--- start of Dataset extract ---

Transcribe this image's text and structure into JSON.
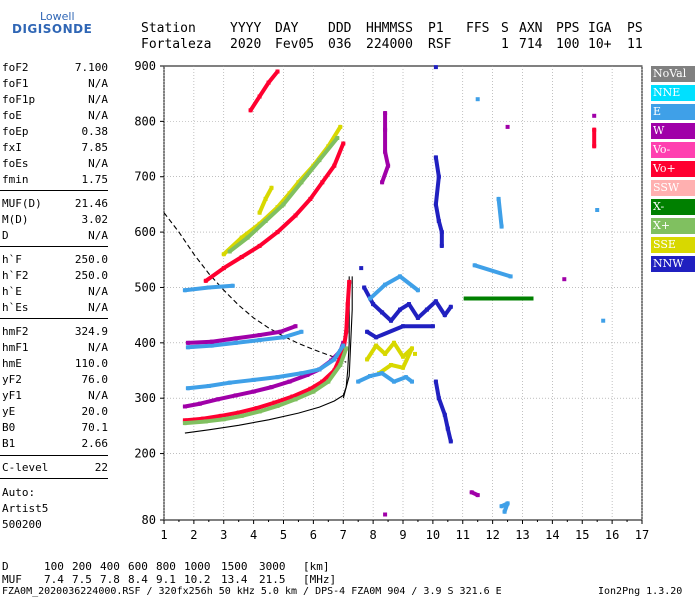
{
  "logo": {
    "top": "Lowell",
    "bottom": "DIGISONDE"
  },
  "header": {
    "labels": [
      "Station",
      "YYYY",
      "DAY",
      "DDD",
      "HHMMSS",
      "P1",
      "FFS",
      "S",
      "AXN",
      "PPS",
      "IGA",
      "PS"
    ],
    "values": [
      "Fortaleza",
      "2020",
      "Fev05",
      "036",
      "224000",
      "RSF",
      "",
      "1",
      "714",
      "100",
      "10+",
      "11"
    ]
  },
  "params": [
    {
      "label": "foF2",
      "value": "7.100"
    },
    {
      "label": "foF1",
      "value": "N/A"
    },
    {
      "label": "foF1p",
      "value": "N/A"
    },
    {
      "label": "foE",
      "value": "N/A"
    },
    {
      "label": "foEp",
      "value": "0.38"
    },
    {
      "label": "fxI",
      "value": "7.85"
    },
    {
      "label": "foEs",
      "value": "N/A"
    },
    {
      "label": "fmin",
      "value": "1.75"
    },
    {
      "label": "MUF(D)",
      "value": "21.46"
    },
    {
      "label": "M(D)",
      "value": "3.02"
    },
    {
      "label": "D",
      "value": "N/A"
    },
    {
      "label": "h`F",
      "value": "250.0"
    },
    {
      "label": "h`F2",
      "value": "250.0"
    },
    {
      "label": "h`E",
      "value": "N/A"
    },
    {
      "label": "h`Es",
      "value": "N/A"
    },
    {
      "label": "hmF2",
      "value": "324.9"
    },
    {
      "label": "hmF1",
      "value": "N/A"
    },
    {
      "label": "hmE",
      "value": "110.0"
    },
    {
      "label": "yF2",
      "value": "76.0"
    },
    {
      "label": "yF1",
      "value": "N/A"
    },
    {
      "label": "yE",
      "value": "20.0"
    },
    {
      "label": "B0",
      "value": "70.1"
    },
    {
      "label": "B1",
      "value": "2.66"
    },
    {
      "label": "C-level",
      "value": "22"
    }
  ],
  "auto": {
    "line1": "Auto:",
    "line2": "Artist5",
    "line3": "500200"
  },
  "legend": [
    {
      "label": "NoVal",
      "color": "#808080"
    },
    {
      "label": "NNE",
      "color": "#00e0ff"
    },
    {
      "label": "E",
      "color": "#3fa0e8"
    },
    {
      "label": "W",
      "color": "#a000a8"
    },
    {
      "label": "Vo-",
      "color": "#ff40b0"
    },
    {
      "label": "Vo+",
      "color": "#ff0030"
    },
    {
      "label": "SSW",
      "color": "#ffb0b0"
    },
    {
      "label": "X-",
      "color": "#008000"
    },
    {
      "label": "X+",
      "color": "#80c060"
    },
    {
      "label": "SSE",
      "color": "#d8d800"
    },
    {
      "label": "NNW",
      "color": "#2020c0"
    }
  ],
  "footer": {
    "d_label": "D",
    "d_values": [
      "100",
      "200",
      "400",
      "600",
      "800",
      "1000",
      "1500",
      "3000",
      "[km]"
    ],
    "muf_label": "MUF",
    "muf_values": [
      "7.4",
      "7.5",
      "7.8",
      "8.4",
      "9.1",
      "10.2",
      "13.4",
      "21.5",
      "[MHz]"
    ],
    "file_line": "FZA0M_2020036224000.RSF / 320fx256h 50 kHz 5.0 km / DPS-4 FZA0M 904 / 3.9 S 321.6 E",
    "version": "Ion2Png 1.3.20"
  },
  "chart_data": {
    "type": "scatter",
    "xlabel": "",
    "ylabel": "",
    "xlim": [
      1,
      17
    ],
    "ylim": [
      80,
      900
    ],
    "x_ticks": [
      1,
      2,
      3,
      4,
      5,
      6,
      7,
      8,
      9,
      10,
      11,
      12,
      13,
      14,
      15,
      16,
      17
    ],
    "y_ticks": [
      80,
      200,
      300,
      400,
      500,
      600,
      700,
      800,
      900
    ],
    "grid": "dotted",
    "legend_position": "right",
    "traces": [
      {
        "name": "W",
        "color": "#a000a8",
        "points": [
          [
            1.7,
            285
          ],
          [
            2.2,
            290
          ],
          [
            2.8,
            298
          ],
          [
            3.4,
            305
          ],
          [
            4.0,
            312
          ],
          [
            4.6,
            320
          ],
          [
            5.2,
            330
          ],
          [
            5.8,
            342
          ],
          [
            6.2,
            352
          ],
          [
            6.6,
            368
          ],
          [
            6.9,
            385
          ],
          [
            7.0,
            400
          ]
        ]
      },
      {
        "name": "Vo+",
        "color": "#ff0030",
        "points": [
          [
            1.7,
            260
          ],
          [
            2.3,
            263
          ],
          [
            2.9,
            268
          ],
          [
            3.5,
            274
          ],
          [
            4.1,
            282
          ],
          [
            4.7,
            292
          ],
          [
            5.3,
            303
          ],
          [
            5.9,
            317
          ],
          [
            6.3,
            330
          ],
          [
            6.7,
            350
          ],
          [
            7.0,
            385
          ],
          [
            7.1,
            420
          ],
          [
            7.15,
            470
          ],
          [
            7.2,
            510
          ]
        ]
      },
      {
        "name": "X+",
        "color": "#80c060",
        "points": [
          [
            1.7,
            255
          ],
          [
            2.4,
            258
          ],
          [
            3.0,
            262
          ],
          [
            3.6,
            268
          ],
          [
            4.2,
            276
          ],
          [
            4.8,
            286
          ],
          [
            5.4,
            298
          ],
          [
            6.0,
            312
          ],
          [
            6.5,
            330
          ],
          [
            6.9,
            360
          ],
          [
            7.1,
            390
          ]
        ]
      },
      {
        "name": "E",
        "color": "#3fa0e8",
        "points": [
          [
            1.8,
            318
          ],
          [
            2.5,
            322
          ],
          [
            3.2,
            328
          ],
          [
            4.0,
            333
          ],
          [
            4.8,
            338
          ],
          [
            5.6,
            345
          ],
          [
            6.2,
            352
          ],
          [
            6.7,
            370
          ],
          [
            7.0,
            395
          ],
          [
            1.8,
            392
          ],
          [
            2.6,
            395
          ],
          [
            3.4,
            400
          ],
          [
            4.2,
            405
          ],
          [
            5.0,
            410
          ],
          [
            5.6,
            420
          ],
          [
            1.7,
            495
          ],
          [
            2.5,
            500
          ],
          [
            3.3,
            503
          ]
        ]
      },
      {
        "name": "W",
        "color": "#a000a8",
        "points": [
          [
            1.8,
            400
          ],
          [
            2.6,
            402
          ],
          [
            3.4,
            408
          ],
          [
            4.2,
            414
          ],
          [
            4.9,
            420
          ],
          [
            5.4,
            430
          ]
        ]
      },
      {
        "name": "Vo+",
        "color": "#ff0030",
        "points": [
          [
            2.4,
            512
          ],
          [
            3.0,
            535
          ],
          [
            3.6,
            555
          ],
          [
            4.2,
            575
          ],
          [
            4.8,
            600
          ],
          [
            5.4,
            630
          ],
          [
            5.9,
            660
          ],
          [
            6.3,
            690
          ],
          [
            6.7,
            720
          ],
          [
            7.0,
            760
          ]
        ]
      },
      {
        "name": "SSE",
        "color": "#d8d800",
        "points": [
          [
            3.0,
            560
          ],
          [
            3.6,
            590
          ],
          [
            4.2,
            615
          ],
          [
            4.8,
            645
          ],
          [
            5.2,
            670
          ],
          [
            5.5,
            690
          ],
          [
            6.0,
            720
          ],
          [
            6.5,
            755
          ],
          [
            6.9,
            790
          ],
          [
            4.2,
            635
          ],
          [
            4.4,
            660
          ],
          [
            4.6,
            680
          ]
        ]
      },
      {
        "name": "X+",
        "color": "#80c060",
        "points": [
          [
            3.2,
            565
          ],
          [
            3.8,
            590
          ],
          [
            4.4,
            620
          ],
          [
            5.0,
            650
          ],
          [
            5.6,
            690
          ],
          [
            6.2,
            730
          ],
          [
            6.8,
            770
          ]
        ]
      },
      {
        "name": "Vo+",
        "color": "#ff0030",
        "points": [
          [
            3.9,
            820
          ],
          [
            4.2,
            845
          ],
          [
            4.5,
            870
          ],
          [
            4.8,
            890
          ]
        ]
      },
      {
        "name": "NNW",
        "color": "#2020c0",
        "points": [
          [
            7.7,
            500
          ],
          [
            8.0,
            470
          ],
          [
            8.3,
            455
          ],
          [
            8.6,
            440
          ],
          [
            8.9,
            460
          ],
          [
            9.2,
            470
          ],
          [
            9.5,
            445
          ],
          [
            9.8,
            460
          ],
          [
            10.1,
            475
          ],
          [
            10.4,
            450
          ],
          [
            10.6,
            465
          ],
          [
            7.6,
            535
          ],
          [
            7.8,
            420
          ],
          [
            8.1,
            410
          ],
          [
            9.0,
            430
          ],
          [
            10.0,
            430
          ]
        ]
      },
      {
        "name": "SSE",
        "color": "#d8d800",
        "points": [
          [
            7.8,
            370
          ],
          [
            8.1,
            395
          ],
          [
            8.4,
            380
          ],
          [
            8.7,
            400
          ],
          [
            9.0,
            375
          ],
          [
            9.3,
            390
          ],
          [
            9.0,
            355
          ],
          [
            8.6,
            360
          ],
          [
            8.2,
            345
          ],
          [
            9.4,
            380
          ]
        ]
      },
      {
        "name": "E",
        "color": "#3fa0e8",
        "points": [
          [
            7.5,
            330
          ],
          [
            7.9,
            340
          ],
          [
            8.3,
            345
          ],
          [
            8.7,
            330
          ],
          [
            9.1,
            338
          ],
          [
            9.3,
            330
          ],
          [
            7.9,
            480
          ],
          [
            8.4,
            505
          ],
          [
            8.9,
            520
          ],
          [
            9.5,
            495
          ]
        ]
      },
      {
        "name": "W",
        "color": "#a000a8",
        "points": [
          [
            8.4,
            815
          ],
          [
            8.4,
            785
          ],
          [
            8.4,
            745
          ],
          [
            8.5,
            720
          ],
          [
            8.3,
            690
          ]
        ]
      },
      {
        "name": "NNW",
        "color": "#2020c0",
        "points": [
          [
            10.1,
            735
          ],
          [
            10.2,
            700
          ],
          [
            10.1,
            650
          ],
          [
            10.2,
            620
          ],
          [
            10.3,
            600
          ],
          [
            10.3,
            575
          ],
          [
            10.1,
            330
          ],
          [
            10.2,
            300
          ],
          [
            10.4,
            270
          ],
          [
            10.5,
            245
          ],
          [
            10.6,
            222
          ],
          [
            10.1,
            898
          ]
        ]
      },
      {
        "name": "X-",
        "color": "#008000",
        "points": [
          [
            11.1,
            480
          ],
          [
            11.6,
            480
          ],
          [
            12.1,
            480
          ],
          [
            12.3,
            480
          ],
          [
            12.4,
            480
          ],
          [
            12.9,
            480
          ],
          [
            13.3,
            480
          ]
        ]
      },
      {
        "name": "E",
        "color": "#3fa0e8",
        "points": [
          [
            11.5,
            840
          ],
          [
            12.2,
            660
          ],
          [
            12.3,
            610
          ],
          [
            11.4,
            540
          ],
          [
            12.6,
            520
          ],
          [
            15.5,
            640
          ],
          [
            15.7,
            440
          ],
          [
            12.3,
            105
          ],
          [
            12.5,
            110
          ],
          [
            12.4,
            95
          ]
        ]
      },
      {
        "name": "W",
        "color": "#a000a8",
        "points": [
          [
            12.5,
            790
          ],
          [
            14.4,
            515
          ],
          [
            15.4,
            810
          ],
          [
            8.4,
            90
          ],
          [
            11.3,
            130
          ],
          [
            11.5,
            125
          ]
        ]
      },
      {
        "name": "Vo+",
        "color": "#ff0030",
        "points": [
          [
            15.4,
            785
          ],
          [
            15.4,
            755
          ]
        ]
      }
    ],
    "curves": [
      {
        "name": "profile-solid",
        "style": "solid",
        "points": [
          [
            1.7,
            237
          ],
          [
            2.5,
            243
          ],
          [
            3.5,
            251
          ],
          [
            4.5,
            261
          ],
          [
            5.5,
            273
          ],
          [
            6.2,
            284
          ],
          [
            6.7,
            295
          ],
          [
            7.0,
            305
          ],
          [
            7.1,
            320
          ],
          [
            7.15,
            350
          ],
          [
            7.2,
            400
          ],
          [
            7.2,
            520
          ]
        ]
      },
      {
        "name": "profile-dashed",
        "style": "dashed",
        "points": [
          [
            1.0,
            635
          ],
          [
            1.5,
            600
          ],
          [
            2.0,
            560
          ],
          [
            2.5,
            525
          ],
          [
            3.0,
            495
          ],
          [
            3.5,
            468
          ],
          [
            4.0,
            445
          ],
          [
            4.5,
            427
          ],
          [
            5.0,
            412
          ],
          [
            5.5,
            399
          ],
          [
            6.0,
            388
          ],
          [
            6.5,
            378
          ],
          [
            6.9,
            370
          ],
          [
            7.1,
            365
          ]
        ]
      },
      {
        "name": "profile-solid-upper",
        "style": "solid",
        "points": [
          [
            7.0,
            300
          ],
          [
            7.2,
            340
          ],
          [
            7.25,
            400
          ],
          [
            7.3,
            460
          ],
          [
            7.3,
            520
          ]
        ]
      }
    ]
  }
}
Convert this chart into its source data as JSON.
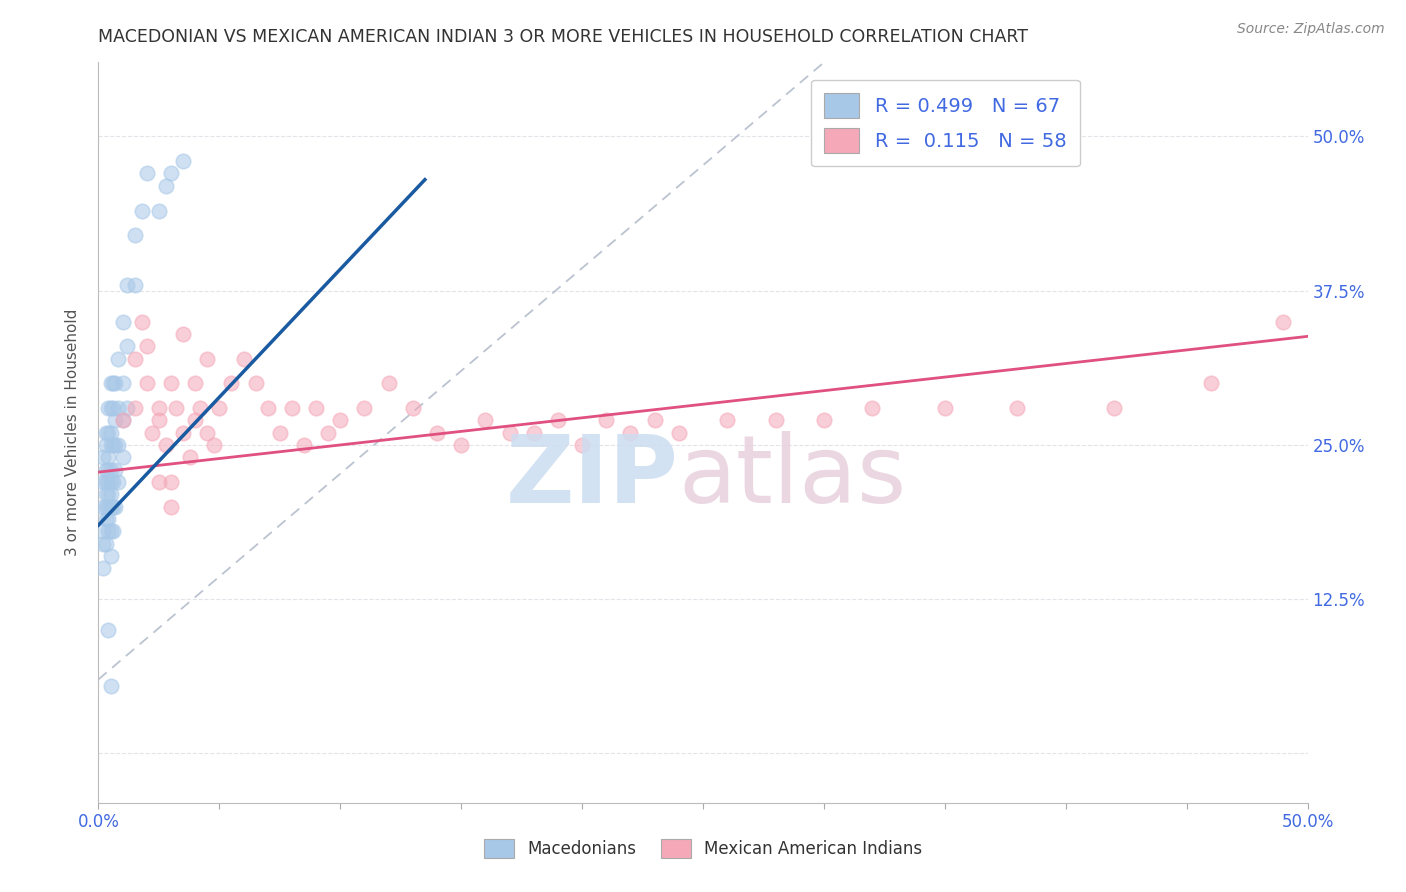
{
  "title": "MACEDONIAN VS MEXICAN AMERICAN INDIAN 3 OR MORE VEHICLES IN HOUSEHOLD CORRELATION CHART",
  "source": "Source: ZipAtlas.com",
  "ylabel": "3 or more Vehicles in Household",
  "xlim": [
    0.0,
    0.5
  ],
  "ylim": [
    -0.04,
    0.56
  ],
  "ytick_positions": [
    0.0,
    0.125,
    0.25,
    0.375,
    0.5
  ],
  "ytick_labels": [
    "",
    "12.5%",
    "25.0%",
    "37.5%",
    "50.0%"
  ],
  "color_blue": "#a8c8e8",
  "color_pink": "#f4a8b8",
  "color_blue_line": "#1a5aa0",
  "color_pink_line": "#e05080",
  "color_dashed": "#b0b8c8",
  "grid_color": "#e0e0e8",
  "background_color": "#ffffff",
  "title_color": "#333333",
  "axis_label_color": "#555555",
  "tick_color": "#4169e1",
  "macedonian_x": [
    0.002,
    0.002,
    0.002,
    0.002,
    0.002,
    0.002,
    0.003,
    0.003,
    0.003,
    0.003,
    0.003,
    0.003,
    0.003,
    0.003,
    0.004,
    0.004,
    0.004,
    0.004,
    0.004,
    0.004,
    0.004,
    0.004,
    0.004,
    0.005,
    0.005,
    0.005,
    0.005,
    0.005,
    0.005,
    0.005,
    0.005,
    0.005,
    0.005,
    0.006,
    0.006,
    0.006,
    0.006,
    0.006,
    0.006,
    0.007,
    0.007,
    0.007,
    0.007,
    0.007,
    0.008,
    0.008,
    0.008,
    0.008,
    0.01,
    0.01,
    0.01,
    0.01,
    0.012,
    0.012,
    0.012,
    0.015,
    0.015,
    0.018,
    0.02,
    0.025,
    0.028,
    0.03,
    0.035,
    0.004,
    0.005
  ],
  "macedonian_y": [
    0.2,
    0.22,
    0.18,
    0.24,
    0.15,
    0.17,
    0.22,
    0.25,
    0.19,
    0.21,
    0.17,
    0.23,
    0.2,
    0.26,
    0.23,
    0.26,
    0.2,
    0.18,
    0.22,
    0.28,
    0.21,
    0.24,
    0.19,
    0.25,
    0.28,
    0.22,
    0.2,
    0.18,
    0.26,
    0.3,
    0.23,
    0.21,
    0.16,
    0.28,
    0.25,
    0.22,
    0.3,
    0.2,
    0.18,
    0.3,
    0.27,
    0.25,
    0.23,
    0.2,
    0.32,
    0.28,
    0.25,
    0.22,
    0.35,
    0.3,
    0.27,
    0.24,
    0.38,
    0.33,
    0.28,
    0.42,
    0.38,
    0.44,
    0.47,
    0.44,
    0.46,
    0.47,
    0.48,
    0.1,
    0.055
  ],
  "mexican_x": [
    0.01,
    0.015,
    0.015,
    0.018,
    0.02,
    0.02,
    0.022,
    0.025,
    0.025,
    0.028,
    0.03,
    0.03,
    0.032,
    0.035,
    0.035,
    0.038,
    0.04,
    0.04,
    0.042,
    0.045,
    0.045,
    0.048,
    0.05,
    0.055,
    0.06,
    0.065,
    0.07,
    0.075,
    0.08,
    0.085,
    0.09,
    0.095,
    0.1,
    0.11,
    0.12,
    0.13,
    0.14,
    0.15,
    0.16,
    0.17,
    0.18,
    0.19,
    0.2,
    0.21,
    0.22,
    0.23,
    0.24,
    0.26,
    0.28,
    0.3,
    0.32,
    0.35,
    0.38,
    0.42,
    0.46,
    0.49,
    0.025,
    0.03
  ],
  "mexican_y": [
    0.27,
    0.32,
    0.28,
    0.35,
    0.33,
    0.3,
    0.26,
    0.28,
    0.27,
    0.25,
    0.3,
    0.22,
    0.28,
    0.34,
    0.26,
    0.24,
    0.3,
    0.27,
    0.28,
    0.32,
    0.26,
    0.25,
    0.28,
    0.3,
    0.32,
    0.3,
    0.28,
    0.26,
    0.28,
    0.25,
    0.28,
    0.26,
    0.27,
    0.28,
    0.3,
    0.28,
    0.26,
    0.25,
    0.27,
    0.26,
    0.26,
    0.27,
    0.25,
    0.27,
    0.26,
    0.27,
    0.26,
    0.27,
    0.27,
    0.27,
    0.28,
    0.28,
    0.28,
    0.28,
    0.3,
    0.35,
    0.22,
    0.2
  ]
}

--- end of Dataset extract ---

== Given task ==
Pick out lines containing the word "JSON", each one as written.

== Exercise answer ==
Transcribe this image's text and structure into JSON.
Convert this chart into its source data as JSON.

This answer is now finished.